- GIVEN EXERCISE -
Print every entry exactly as written.

>> START

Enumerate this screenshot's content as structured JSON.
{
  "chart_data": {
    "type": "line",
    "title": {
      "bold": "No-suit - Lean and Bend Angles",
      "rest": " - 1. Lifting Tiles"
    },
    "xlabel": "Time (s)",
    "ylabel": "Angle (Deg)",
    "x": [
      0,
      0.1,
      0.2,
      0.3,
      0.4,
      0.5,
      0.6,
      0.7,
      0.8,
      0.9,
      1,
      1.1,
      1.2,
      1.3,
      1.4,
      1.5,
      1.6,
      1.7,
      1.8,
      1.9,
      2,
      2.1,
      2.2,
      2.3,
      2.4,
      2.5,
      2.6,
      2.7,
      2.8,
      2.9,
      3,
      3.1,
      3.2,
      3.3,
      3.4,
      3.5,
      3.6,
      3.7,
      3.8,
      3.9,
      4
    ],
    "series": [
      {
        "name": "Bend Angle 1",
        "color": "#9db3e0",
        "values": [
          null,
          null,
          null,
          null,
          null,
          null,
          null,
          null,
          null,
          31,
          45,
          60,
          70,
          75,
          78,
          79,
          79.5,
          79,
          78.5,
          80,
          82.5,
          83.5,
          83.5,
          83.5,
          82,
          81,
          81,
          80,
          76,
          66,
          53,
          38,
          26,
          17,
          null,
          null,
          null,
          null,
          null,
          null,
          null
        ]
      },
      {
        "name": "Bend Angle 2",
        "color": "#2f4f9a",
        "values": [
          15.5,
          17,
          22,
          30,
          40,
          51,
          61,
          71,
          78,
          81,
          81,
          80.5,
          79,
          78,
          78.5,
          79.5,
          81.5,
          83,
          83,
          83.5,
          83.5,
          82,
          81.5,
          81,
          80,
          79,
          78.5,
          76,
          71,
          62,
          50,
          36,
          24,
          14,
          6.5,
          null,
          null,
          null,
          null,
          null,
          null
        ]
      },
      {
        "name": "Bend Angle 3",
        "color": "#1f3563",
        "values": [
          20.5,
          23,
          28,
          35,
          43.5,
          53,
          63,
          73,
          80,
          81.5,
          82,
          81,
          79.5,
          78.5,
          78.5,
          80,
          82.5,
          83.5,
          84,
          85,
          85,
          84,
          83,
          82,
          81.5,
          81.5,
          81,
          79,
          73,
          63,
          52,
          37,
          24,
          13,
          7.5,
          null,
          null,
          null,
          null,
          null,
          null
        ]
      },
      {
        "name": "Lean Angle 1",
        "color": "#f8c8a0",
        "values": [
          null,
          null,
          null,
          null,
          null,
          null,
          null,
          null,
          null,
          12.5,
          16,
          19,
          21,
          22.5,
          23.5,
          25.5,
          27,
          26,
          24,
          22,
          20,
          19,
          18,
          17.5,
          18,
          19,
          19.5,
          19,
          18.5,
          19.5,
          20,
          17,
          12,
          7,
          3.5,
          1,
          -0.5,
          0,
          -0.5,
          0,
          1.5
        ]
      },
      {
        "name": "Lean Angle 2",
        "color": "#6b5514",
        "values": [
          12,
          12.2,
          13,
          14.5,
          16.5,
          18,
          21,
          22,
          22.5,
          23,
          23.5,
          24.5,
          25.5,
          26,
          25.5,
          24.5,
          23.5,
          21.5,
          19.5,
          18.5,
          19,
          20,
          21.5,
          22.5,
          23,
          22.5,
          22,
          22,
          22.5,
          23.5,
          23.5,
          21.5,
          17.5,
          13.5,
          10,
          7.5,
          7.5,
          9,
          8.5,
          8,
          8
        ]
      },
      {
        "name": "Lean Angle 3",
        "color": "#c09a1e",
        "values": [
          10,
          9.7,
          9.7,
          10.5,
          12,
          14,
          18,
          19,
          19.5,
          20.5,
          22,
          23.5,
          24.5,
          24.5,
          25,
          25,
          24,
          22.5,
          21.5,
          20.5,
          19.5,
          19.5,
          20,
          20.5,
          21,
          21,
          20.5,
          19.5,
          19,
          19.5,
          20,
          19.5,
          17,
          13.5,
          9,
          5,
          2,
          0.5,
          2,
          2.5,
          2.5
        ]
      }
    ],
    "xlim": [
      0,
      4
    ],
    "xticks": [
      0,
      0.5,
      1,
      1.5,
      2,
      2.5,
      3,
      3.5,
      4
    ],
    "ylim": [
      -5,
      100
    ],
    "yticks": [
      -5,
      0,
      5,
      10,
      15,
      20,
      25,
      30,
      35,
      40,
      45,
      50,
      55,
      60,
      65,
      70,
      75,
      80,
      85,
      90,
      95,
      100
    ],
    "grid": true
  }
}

>> END

- ANSWER TO THIS PROBLEM -
Enumerate this screenshot's content as structured JSON.
{
  "chart_data": {
    "type": "line",
    "title": {
      "bold": "No-suit - Lean and Bend Angles",
      "rest": " - 1. Lifting Tiles"
    },
    "xlabel": "Time (s)",
    "ylabel": "Angle (Deg)",
    "x": [
      0,
      0.1,
      0.2,
      0.3,
      0.4,
      0.5,
      0.6,
      0.7,
      0.8,
      0.9,
      1,
      1.1,
      1.2,
      1.3,
      1.4,
      1.5,
      1.6,
      1.7,
      1.8,
      1.9,
      2,
      2.1,
      2.2,
      2.3,
      2.4,
      2.5,
      2.6,
      2.7,
      2.8,
      2.9,
      3,
      3.1,
      3.2,
      3.3,
      3.4,
      3.5,
      3.6,
      3.7,
      3.8,
      3.9,
      4
    ],
    "series": [
      {
        "name": "Bend Angle 1",
        "color": "#9db3e0",
        "values": [
          null,
          null,
          null,
          null,
          null,
          null,
          null,
          null,
          null,
          31,
          45,
          60,
          70,
          75,
          78,
          79,
          79.5,
          79,
          78.5,
          80,
          82.5,
          83.5,
          83.5,
          83.5,
          82,
          81,
          81,
          80,
          76,
          66,
          53,
          38,
          26,
          17,
          null,
          null,
          null,
          null,
          null,
          null,
          null
        ]
      },
      {
        "name": "Bend Angle 2",
        "color": "#2f4f9a",
        "values": [
          15.5,
          17,
          22,
          30,
          40,
          51,
          61,
          71,
          78,
          81,
          81,
          80.5,
          79,
          78,
          78.5,
          79.5,
          81.5,
          83,
          83,
          83.5,
          83.5,
          82,
          81.5,
          81,
          80,
          79,
          78.5,
          76,
          71,
          62,
          50,
          36,
          24,
          14,
          6.5,
          null,
          null,
          null,
          null,
          null,
          null
        ]
      },
      {
        "name": "Bend Angle 3",
        "color": "#1f3563",
        "values": [
          20.5,
          23,
          28,
          35,
          43.5,
          53,
          63,
          73,
          80,
          81.5,
          82,
          81,
          79.5,
          78.5,
          78.5,
          80,
          82.5,
          83.5,
          84,
          85,
          85,
          84,
          83,
          82,
          81.5,
          81.5,
          81,
          79,
          73,
          63,
          52,
          37,
          24,
          13,
          7.5,
          null,
          null,
          null,
          null,
          null,
          null
        ]
      },
      {
        "name": "Lean Angle 1",
        "color": "#f8c8a0",
        "values": [
          null,
          null,
          null,
          null,
          null,
          null,
          null,
          null,
          null,
          12.5,
          16,
          19,
          21,
          22.5,
          23.5,
          25.5,
          27,
          26,
          24,
          22,
          20,
          19,
          18,
          17.5,
          18,
          19,
          19.5,
          19,
          18.5,
          19.5,
          20,
          17,
          12,
          7,
          3.5,
          1,
          -0.5,
          0,
          -0.5,
          0,
          1.5
        ]
      },
      {
        "name": "Lean Angle 2",
        "color": "#6b5514",
        "values": [
          12,
          12.2,
          13,
          14.5,
          16.5,
          18,
          21,
          22,
          22.5,
          23,
          23.5,
          24.5,
          25.5,
          26,
          25.5,
          24.5,
          23.5,
          21.5,
          19.5,
          18.5,
          19,
          20,
          21.5,
          22.5,
          23,
          22.5,
          22,
          22,
          22.5,
          23.5,
          23.5,
          21.5,
          17.5,
          13.5,
          10,
          7.5,
          7.5,
          9,
          8.5,
          8,
          8
        ]
      },
      {
        "name": "Lean Angle 3",
        "color": "#c09a1e",
        "values": [
          10,
          9.7,
          9.7,
          10.5,
          12,
          14,
          18,
          19,
          19.5,
          20.5,
          22,
          23.5,
          24.5,
          24.5,
          25,
          25,
          24,
          22.5,
          21.5,
          20.5,
          19.5,
          19.5,
          20,
          20.5,
          21,
          21,
          20.5,
          19.5,
          19,
          19.5,
          20,
          19.5,
          17,
          13.5,
          9,
          5,
          2,
          0.5,
          2,
          2.5,
          2.5
        ]
      }
    ],
    "xlim": [
      0,
      4
    ],
    "xticks": [
      0,
      0.5,
      1,
      1.5,
      2,
      2.5,
      3,
      3.5,
      4
    ],
    "ylim": [
      -5,
      100
    ],
    "yticks": [
      -5,
      0,
      5,
      10,
      15,
      20,
      25,
      30,
      35,
      40,
      45,
      50,
      55,
      60,
      65,
      70,
      75,
      80,
      85,
      90,
      95,
      100
    ],
    "grid": true
  }
}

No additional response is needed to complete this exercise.